- **AUFGABE 1**: Nenne alle Gerichte, die im Textauszug zur Führungsaufsicht genannt werden.

- **TEXTAUSZUG**:
-----

Die gemäß § 68 f Abs. 1 StGB eingetretene Führungsaufsicht bleibt aufrechterhalten (§ 68 f Abs. 2 StGB).

Gründe

1

Der Verurteilte hat vom 20. Mai bis zum 4. November 2009 den Rest einer Gesamtfreiheitsstrafe von zwei Jahren und einem Monat aus dem Urteil des Amtsgerichts Flensburg vom (Az. ) verbüßt, nachdem zunächst ein Teil der Strafe vollstreckt, die Vollstreckung zur Bewährung ausgesetzt und die Bewährung dann widerrufen worden war. Die Entlassung des Verurteilten aus der Haft am 4. November 2009, rund zwei Wochen vor dem auf den 17. November 2009 notierten Strafende, sowie der Erlass des dann noch verbliebenen Strafrestes erfolgte aus Anlass des Weihnachtsfestes 2009 aufgrund des Erlasses des Ministeriums für Justiz, Arbeit und Europa des Landes Schleswig-Holstein vom 21. August 2009 (Az. II 304/4250 E –144 SH–).

2

Aufgrund der vollständigen Vollstreckung der Strafe ist gemäß § 68 f Abs. 1 StGB Führungsaufsicht eingetreten. Dem steht der gnadenweise Erlass eines Teils der Strafe nicht entgegen ( OLG Celle , StraFo 2008, 262; Schmitz , StV 2007, 608; Ullenbruch , in: Schwind/Böhm/Jehle/Laubenthal, StVollzG, 5. Aufl., § 16 Rn. 7; a.A. OLG Schleswig bei Ernesti/Lorenzen, SchlHA 1982, 100; KG , JR 1979, 293; NStZ 2004, 228; StraFo 2008, 261; Fischer , StGB, 57. Aufl., § 68 f Rn. 6; Stree , in: Schönke/Schröder, StGB, 27. Aufl., § 68 f Rn. 5). Denn im Sinne dieser Vorschrift ist eine Freiheitsstrafe dann als „vollständig vollstreckt“ anzusehen, wenn, wie hier, kein Strafrest verbleibt, welcher verbüßt oder ausgesetzt werden könnte.

-----

- **BEREITGESTELLTE DATEN**:

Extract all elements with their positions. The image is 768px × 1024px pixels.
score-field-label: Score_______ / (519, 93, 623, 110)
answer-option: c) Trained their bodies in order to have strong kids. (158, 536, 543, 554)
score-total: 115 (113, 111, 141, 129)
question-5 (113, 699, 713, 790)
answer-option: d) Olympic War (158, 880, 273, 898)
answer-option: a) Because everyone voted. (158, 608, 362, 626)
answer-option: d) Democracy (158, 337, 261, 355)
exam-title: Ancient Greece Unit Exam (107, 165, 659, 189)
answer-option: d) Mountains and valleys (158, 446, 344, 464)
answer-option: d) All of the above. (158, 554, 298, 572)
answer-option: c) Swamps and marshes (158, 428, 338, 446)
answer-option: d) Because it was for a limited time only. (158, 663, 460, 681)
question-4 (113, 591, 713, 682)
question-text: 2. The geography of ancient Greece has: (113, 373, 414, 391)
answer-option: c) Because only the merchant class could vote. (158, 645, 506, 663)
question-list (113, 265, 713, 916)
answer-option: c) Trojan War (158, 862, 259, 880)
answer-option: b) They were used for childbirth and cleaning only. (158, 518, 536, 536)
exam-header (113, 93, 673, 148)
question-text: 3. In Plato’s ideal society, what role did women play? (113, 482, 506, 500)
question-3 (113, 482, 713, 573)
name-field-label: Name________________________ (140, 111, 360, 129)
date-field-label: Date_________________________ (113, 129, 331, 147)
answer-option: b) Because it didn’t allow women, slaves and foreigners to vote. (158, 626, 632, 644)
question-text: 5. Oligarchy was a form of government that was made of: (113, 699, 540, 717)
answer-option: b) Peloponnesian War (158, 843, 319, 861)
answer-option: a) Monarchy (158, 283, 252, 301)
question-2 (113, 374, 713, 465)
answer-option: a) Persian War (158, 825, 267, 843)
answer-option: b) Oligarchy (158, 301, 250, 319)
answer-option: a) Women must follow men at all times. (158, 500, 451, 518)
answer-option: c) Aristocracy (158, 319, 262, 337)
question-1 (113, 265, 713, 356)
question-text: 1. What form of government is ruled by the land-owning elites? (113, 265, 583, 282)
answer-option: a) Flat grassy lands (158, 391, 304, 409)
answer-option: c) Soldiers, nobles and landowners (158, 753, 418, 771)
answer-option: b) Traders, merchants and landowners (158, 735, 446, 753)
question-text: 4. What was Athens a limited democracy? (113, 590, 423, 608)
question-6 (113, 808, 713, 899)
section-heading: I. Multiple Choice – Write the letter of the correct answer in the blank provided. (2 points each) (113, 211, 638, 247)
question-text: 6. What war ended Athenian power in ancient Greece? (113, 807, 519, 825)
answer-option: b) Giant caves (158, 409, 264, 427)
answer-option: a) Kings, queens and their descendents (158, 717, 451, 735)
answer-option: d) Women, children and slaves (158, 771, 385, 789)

-----

- **AUFGABE 2**: Gib bitte den Abschnitt der Datensätze vom Anfang bis einschließlich der Zeile mit „answer-option: c) Trojan“ unverändert aus.

- **VOLLSTÄNDIGE LÖSUNG 1**:
- Amtsgericht Flensburg
- OLG Celle
- OLG Schleswig
- KG

- **VOLLSTÄNDIGE LÖSUNG 2**:
Extract all elements with their positions. The image is 768px × 1024px pixels.
score-field-label: Score_______ / (519, 93, 623, 110)
answer-option: c) Trained their bodies in order to have strong kids. (158, 536, 543, 554)
score-total: 115 (113, 111, 141, 129)
question-5 (113, 699, 713, 790)
answer-option: d) Olympic War (158, 880, 273, 898)
answer-option: a) Because everyone voted. (158, 608, 362, 626)
answer-option: d) Democracy (158, 337, 261, 355)
exam-title: Ancient Greece Unit Exam (107, 165, 659, 189)
answer-option: d) Mountains and valleys (158, 446, 344, 464)
answer-option: d) All of the above. (158, 554, 298, 572)
answer-option: c) Swamps and marshes (158, 428, 338, 446)
answer-option: d) Because it was for a limited time only. (158, 663, 460, 681)
question-4 (113, 591, 713, 682)
question-text: 2. The geography of ancient Greece has: (113, 373, 414, 391)
answer-option: c) Because only the merchant class could vote. (158, 645, 506, 663)
question-list (113, 265, 713, 916)
answer-option: c) Trojan War (158, 862, 259, 880)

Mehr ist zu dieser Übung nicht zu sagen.